Requirement
From the entries below, say how many lines carry the word "Threshold", and give nothing but the number.

Structured figure records
##########

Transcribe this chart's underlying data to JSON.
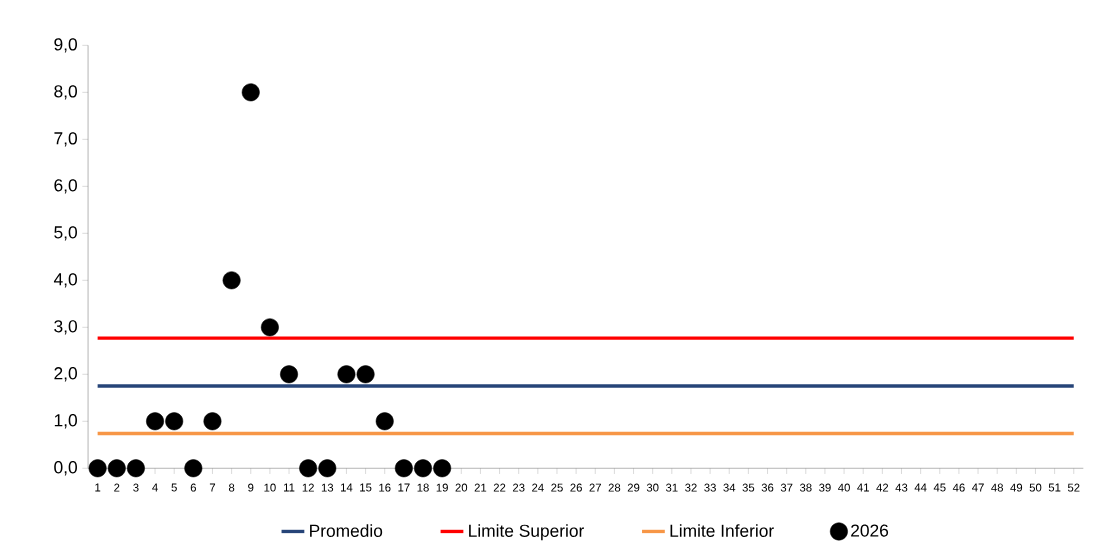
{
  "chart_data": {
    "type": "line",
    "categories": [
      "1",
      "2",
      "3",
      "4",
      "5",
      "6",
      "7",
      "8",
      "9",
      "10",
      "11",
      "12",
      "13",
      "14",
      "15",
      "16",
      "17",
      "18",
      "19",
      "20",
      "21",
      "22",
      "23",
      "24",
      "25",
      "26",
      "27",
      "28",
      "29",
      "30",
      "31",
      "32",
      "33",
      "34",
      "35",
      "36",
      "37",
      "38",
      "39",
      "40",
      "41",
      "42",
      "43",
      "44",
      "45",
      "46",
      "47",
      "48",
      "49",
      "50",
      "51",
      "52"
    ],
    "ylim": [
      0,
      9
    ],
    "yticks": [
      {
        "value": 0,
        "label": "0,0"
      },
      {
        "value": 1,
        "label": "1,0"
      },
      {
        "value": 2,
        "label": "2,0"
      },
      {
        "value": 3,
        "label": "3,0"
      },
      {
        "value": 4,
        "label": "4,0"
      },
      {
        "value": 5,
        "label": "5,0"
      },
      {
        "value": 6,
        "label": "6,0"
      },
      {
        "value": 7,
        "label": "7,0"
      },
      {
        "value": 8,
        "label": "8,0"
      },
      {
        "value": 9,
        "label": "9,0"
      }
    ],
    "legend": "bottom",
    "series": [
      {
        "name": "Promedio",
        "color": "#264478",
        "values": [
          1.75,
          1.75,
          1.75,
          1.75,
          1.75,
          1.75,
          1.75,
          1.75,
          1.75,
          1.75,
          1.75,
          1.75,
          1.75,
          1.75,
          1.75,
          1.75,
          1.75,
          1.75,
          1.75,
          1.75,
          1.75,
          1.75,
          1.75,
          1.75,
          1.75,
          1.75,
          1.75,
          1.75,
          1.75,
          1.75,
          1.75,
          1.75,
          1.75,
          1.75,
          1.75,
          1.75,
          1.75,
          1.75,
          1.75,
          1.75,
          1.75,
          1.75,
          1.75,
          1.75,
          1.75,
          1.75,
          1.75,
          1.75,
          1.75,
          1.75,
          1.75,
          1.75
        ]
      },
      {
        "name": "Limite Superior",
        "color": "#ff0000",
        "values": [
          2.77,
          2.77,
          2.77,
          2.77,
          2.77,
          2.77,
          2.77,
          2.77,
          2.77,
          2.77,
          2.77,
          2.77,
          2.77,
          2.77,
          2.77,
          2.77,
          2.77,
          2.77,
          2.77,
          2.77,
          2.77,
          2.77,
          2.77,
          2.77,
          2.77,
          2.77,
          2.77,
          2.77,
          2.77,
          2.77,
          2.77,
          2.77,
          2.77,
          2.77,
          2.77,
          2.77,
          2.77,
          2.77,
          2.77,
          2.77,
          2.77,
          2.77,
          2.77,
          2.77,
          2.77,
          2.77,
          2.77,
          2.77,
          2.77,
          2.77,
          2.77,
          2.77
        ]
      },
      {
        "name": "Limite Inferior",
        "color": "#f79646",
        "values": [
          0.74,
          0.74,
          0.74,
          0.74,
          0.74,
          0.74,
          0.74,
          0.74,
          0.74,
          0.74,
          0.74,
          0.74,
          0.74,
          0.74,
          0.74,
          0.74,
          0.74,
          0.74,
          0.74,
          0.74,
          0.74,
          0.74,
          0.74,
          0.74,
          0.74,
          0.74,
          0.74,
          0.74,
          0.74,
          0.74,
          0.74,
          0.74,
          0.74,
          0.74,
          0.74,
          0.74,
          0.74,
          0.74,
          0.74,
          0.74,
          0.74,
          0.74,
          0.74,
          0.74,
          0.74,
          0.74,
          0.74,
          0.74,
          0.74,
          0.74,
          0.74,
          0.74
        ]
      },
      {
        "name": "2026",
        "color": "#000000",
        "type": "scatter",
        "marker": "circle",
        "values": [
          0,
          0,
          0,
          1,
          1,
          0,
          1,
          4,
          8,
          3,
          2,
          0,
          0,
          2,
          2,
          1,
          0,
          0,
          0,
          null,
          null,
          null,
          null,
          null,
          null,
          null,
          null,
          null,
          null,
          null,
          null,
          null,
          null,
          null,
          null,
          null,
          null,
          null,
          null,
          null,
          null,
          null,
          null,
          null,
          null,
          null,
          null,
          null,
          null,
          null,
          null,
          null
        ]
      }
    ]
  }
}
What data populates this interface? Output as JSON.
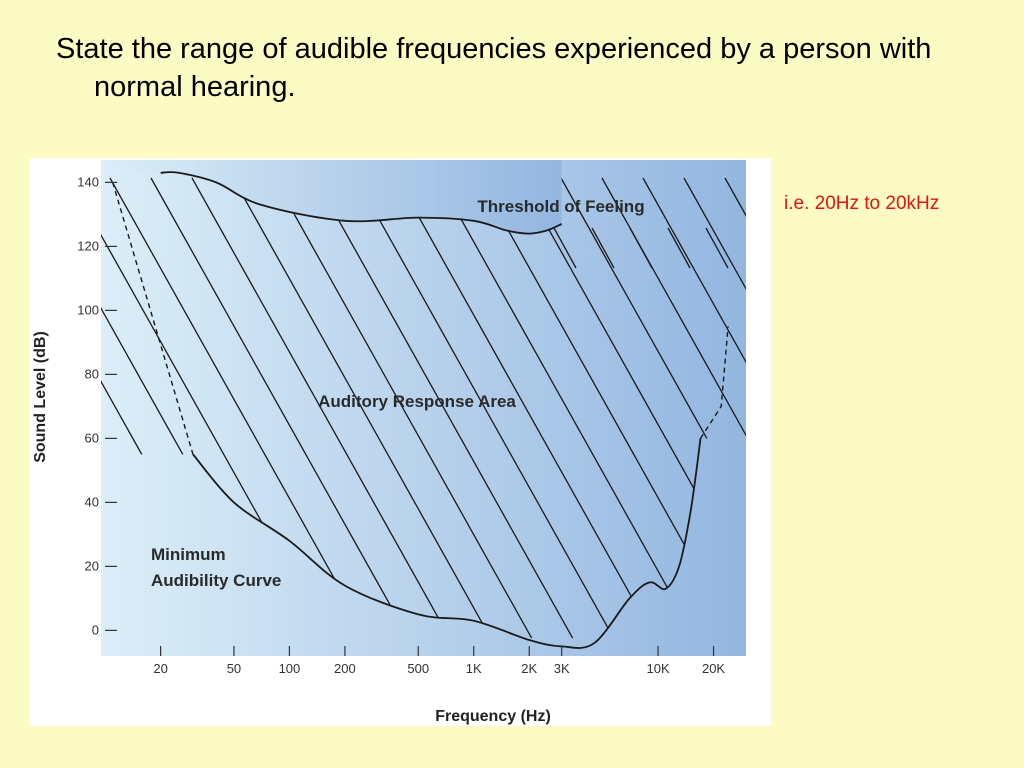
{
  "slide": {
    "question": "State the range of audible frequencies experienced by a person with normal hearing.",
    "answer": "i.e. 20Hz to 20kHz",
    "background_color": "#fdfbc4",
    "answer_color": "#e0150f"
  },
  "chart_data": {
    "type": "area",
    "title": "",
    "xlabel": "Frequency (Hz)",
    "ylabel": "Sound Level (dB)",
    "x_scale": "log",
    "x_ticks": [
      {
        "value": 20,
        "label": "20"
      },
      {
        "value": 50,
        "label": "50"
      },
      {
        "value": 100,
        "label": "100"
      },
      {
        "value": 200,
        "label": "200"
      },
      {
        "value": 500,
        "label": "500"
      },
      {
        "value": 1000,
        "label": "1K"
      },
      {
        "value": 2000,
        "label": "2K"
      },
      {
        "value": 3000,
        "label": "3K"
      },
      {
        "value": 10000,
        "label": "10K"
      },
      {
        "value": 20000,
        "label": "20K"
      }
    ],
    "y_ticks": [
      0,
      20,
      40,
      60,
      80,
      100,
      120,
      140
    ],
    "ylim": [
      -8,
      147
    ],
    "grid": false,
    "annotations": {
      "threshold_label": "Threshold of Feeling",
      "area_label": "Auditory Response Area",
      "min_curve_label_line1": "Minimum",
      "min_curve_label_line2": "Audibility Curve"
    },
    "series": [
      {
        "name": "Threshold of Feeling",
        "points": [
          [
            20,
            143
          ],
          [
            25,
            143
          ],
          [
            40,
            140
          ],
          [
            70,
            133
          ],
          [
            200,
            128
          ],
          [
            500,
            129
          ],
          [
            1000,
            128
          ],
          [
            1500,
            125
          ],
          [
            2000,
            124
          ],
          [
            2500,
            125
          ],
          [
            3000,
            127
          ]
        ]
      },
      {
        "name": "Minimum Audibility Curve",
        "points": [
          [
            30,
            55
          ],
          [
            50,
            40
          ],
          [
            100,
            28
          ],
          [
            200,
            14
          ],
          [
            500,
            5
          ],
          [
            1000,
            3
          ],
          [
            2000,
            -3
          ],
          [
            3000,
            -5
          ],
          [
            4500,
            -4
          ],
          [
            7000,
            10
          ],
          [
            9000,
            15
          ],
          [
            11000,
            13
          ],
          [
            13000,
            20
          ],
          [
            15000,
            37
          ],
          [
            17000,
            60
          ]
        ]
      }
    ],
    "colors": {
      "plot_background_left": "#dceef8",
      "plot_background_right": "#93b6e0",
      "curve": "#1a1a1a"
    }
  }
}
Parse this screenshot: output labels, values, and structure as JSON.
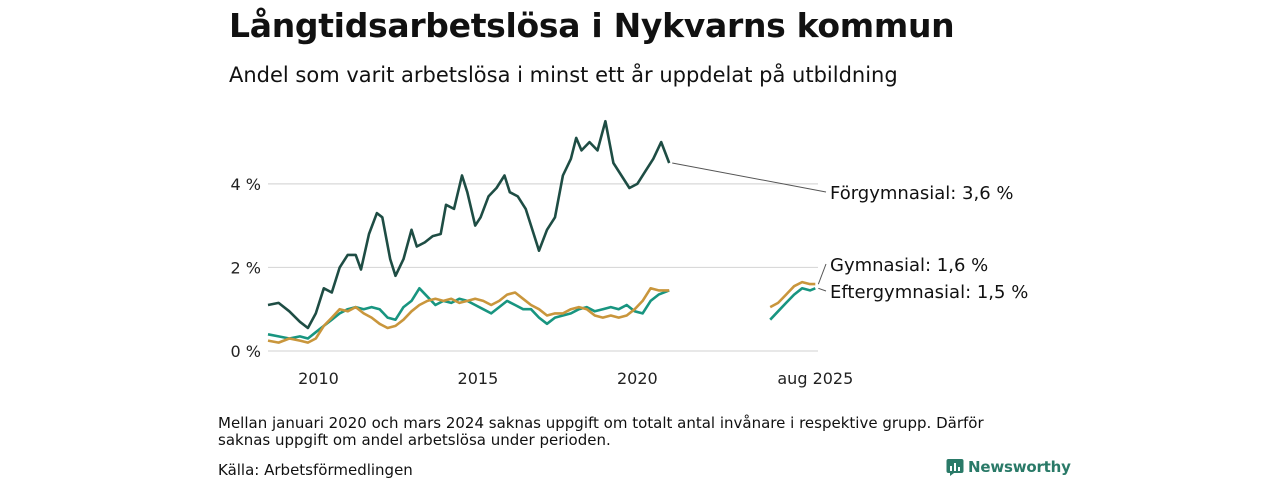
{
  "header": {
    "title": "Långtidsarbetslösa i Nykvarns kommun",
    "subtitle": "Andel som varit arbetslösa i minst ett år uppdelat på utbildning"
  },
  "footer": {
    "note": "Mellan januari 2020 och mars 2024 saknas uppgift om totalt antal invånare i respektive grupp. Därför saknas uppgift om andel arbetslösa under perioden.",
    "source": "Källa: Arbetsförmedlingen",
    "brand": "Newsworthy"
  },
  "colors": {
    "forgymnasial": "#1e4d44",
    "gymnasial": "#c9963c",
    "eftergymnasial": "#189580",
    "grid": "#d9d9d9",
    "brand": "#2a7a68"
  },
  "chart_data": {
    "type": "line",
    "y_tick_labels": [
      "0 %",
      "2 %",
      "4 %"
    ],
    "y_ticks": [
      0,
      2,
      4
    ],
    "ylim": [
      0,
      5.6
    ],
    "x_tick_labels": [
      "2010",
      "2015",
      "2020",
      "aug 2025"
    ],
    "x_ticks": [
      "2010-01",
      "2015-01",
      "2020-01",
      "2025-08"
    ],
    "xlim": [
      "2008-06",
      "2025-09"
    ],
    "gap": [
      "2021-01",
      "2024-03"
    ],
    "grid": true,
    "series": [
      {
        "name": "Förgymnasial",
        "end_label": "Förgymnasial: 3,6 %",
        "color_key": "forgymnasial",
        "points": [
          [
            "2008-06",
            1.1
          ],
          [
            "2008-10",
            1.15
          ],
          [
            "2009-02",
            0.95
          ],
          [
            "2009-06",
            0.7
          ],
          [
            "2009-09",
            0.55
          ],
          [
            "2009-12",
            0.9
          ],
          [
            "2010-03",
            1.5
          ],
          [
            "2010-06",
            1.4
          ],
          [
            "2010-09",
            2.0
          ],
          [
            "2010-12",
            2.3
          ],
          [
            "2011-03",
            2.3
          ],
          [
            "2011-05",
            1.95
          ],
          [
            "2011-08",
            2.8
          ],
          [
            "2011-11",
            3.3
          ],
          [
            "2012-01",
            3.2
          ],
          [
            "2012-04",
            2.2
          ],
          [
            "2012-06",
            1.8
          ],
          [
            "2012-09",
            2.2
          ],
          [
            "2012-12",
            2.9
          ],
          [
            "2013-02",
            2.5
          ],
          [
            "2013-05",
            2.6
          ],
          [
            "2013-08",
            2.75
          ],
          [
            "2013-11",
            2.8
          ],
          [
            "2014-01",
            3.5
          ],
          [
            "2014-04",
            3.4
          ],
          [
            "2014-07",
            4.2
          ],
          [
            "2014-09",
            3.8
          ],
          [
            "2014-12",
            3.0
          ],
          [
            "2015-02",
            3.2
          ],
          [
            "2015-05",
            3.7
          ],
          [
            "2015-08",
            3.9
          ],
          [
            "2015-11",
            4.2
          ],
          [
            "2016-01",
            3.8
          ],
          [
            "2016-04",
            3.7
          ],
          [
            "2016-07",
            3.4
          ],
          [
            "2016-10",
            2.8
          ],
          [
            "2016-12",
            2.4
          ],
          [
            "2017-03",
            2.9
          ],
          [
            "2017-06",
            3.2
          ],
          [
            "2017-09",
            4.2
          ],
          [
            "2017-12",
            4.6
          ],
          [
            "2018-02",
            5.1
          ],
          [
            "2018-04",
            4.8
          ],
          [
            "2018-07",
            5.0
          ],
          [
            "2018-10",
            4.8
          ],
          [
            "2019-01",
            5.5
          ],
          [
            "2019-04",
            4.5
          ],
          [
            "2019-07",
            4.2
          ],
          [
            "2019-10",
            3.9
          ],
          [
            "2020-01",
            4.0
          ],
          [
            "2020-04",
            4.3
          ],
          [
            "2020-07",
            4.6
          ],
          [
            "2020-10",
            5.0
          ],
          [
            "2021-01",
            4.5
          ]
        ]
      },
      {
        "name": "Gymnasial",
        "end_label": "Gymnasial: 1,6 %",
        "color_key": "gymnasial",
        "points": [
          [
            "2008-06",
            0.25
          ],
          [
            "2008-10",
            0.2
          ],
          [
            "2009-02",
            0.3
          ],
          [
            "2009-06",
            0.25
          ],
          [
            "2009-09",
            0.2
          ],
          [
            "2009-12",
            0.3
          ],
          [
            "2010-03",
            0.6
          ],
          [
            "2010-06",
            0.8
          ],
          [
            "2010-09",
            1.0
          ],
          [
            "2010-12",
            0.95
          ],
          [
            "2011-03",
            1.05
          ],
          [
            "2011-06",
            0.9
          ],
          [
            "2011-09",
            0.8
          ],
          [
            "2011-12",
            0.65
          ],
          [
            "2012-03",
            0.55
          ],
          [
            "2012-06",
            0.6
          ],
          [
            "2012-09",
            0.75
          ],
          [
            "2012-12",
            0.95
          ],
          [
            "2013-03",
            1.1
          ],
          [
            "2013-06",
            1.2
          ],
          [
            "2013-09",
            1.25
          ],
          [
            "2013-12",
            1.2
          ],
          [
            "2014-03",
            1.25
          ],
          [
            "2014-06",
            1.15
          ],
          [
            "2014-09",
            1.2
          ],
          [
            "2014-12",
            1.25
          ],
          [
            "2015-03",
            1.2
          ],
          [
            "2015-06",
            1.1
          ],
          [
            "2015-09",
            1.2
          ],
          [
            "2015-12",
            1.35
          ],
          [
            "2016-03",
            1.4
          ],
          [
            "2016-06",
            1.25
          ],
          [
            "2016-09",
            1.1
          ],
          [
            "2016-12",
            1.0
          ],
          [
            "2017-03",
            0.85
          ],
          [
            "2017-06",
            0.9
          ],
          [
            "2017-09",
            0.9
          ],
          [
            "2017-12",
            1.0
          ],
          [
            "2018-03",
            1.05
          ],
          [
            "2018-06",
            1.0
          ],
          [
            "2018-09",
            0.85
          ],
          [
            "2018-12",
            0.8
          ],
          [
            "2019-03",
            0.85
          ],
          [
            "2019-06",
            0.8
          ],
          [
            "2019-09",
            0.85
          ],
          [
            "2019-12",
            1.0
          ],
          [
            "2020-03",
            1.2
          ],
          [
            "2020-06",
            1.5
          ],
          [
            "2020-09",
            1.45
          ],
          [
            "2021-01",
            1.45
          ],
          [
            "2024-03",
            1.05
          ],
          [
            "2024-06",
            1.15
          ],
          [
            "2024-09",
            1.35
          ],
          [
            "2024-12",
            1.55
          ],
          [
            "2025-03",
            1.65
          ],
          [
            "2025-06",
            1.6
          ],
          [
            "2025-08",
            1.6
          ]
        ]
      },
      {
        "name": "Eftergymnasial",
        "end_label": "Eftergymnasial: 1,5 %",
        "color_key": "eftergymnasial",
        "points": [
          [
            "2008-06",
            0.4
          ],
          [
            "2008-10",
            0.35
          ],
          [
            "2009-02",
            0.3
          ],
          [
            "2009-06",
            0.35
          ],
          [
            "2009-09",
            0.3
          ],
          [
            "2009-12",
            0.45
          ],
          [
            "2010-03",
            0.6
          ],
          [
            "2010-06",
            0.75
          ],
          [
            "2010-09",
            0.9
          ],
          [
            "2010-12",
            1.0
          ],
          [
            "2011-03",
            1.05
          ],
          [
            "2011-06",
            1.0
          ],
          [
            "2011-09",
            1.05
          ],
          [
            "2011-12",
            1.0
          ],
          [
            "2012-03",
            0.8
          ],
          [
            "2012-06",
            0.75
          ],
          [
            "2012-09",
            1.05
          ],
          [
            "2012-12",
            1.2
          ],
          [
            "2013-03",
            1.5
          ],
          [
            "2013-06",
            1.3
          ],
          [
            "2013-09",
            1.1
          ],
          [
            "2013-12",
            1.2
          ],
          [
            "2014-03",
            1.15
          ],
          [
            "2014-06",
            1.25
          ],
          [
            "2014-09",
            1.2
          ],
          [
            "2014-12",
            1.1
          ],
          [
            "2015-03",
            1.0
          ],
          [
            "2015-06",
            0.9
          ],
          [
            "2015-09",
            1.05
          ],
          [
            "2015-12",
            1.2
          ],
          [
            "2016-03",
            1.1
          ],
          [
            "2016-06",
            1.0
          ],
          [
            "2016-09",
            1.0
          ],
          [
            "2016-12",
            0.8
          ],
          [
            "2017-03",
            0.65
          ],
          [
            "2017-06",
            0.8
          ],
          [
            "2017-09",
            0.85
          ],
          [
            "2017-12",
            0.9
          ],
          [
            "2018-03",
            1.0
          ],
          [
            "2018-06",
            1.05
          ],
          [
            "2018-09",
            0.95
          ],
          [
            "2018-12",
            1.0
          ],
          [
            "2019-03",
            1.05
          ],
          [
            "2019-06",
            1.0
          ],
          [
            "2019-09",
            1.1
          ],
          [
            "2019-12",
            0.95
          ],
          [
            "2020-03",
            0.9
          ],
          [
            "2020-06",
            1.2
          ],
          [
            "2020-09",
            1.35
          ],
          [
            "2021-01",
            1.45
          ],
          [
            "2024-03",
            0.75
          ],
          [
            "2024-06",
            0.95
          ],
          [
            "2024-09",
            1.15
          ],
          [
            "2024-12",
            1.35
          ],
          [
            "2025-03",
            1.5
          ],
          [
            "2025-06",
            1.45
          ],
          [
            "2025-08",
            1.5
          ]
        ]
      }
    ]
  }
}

##########

Answer below
2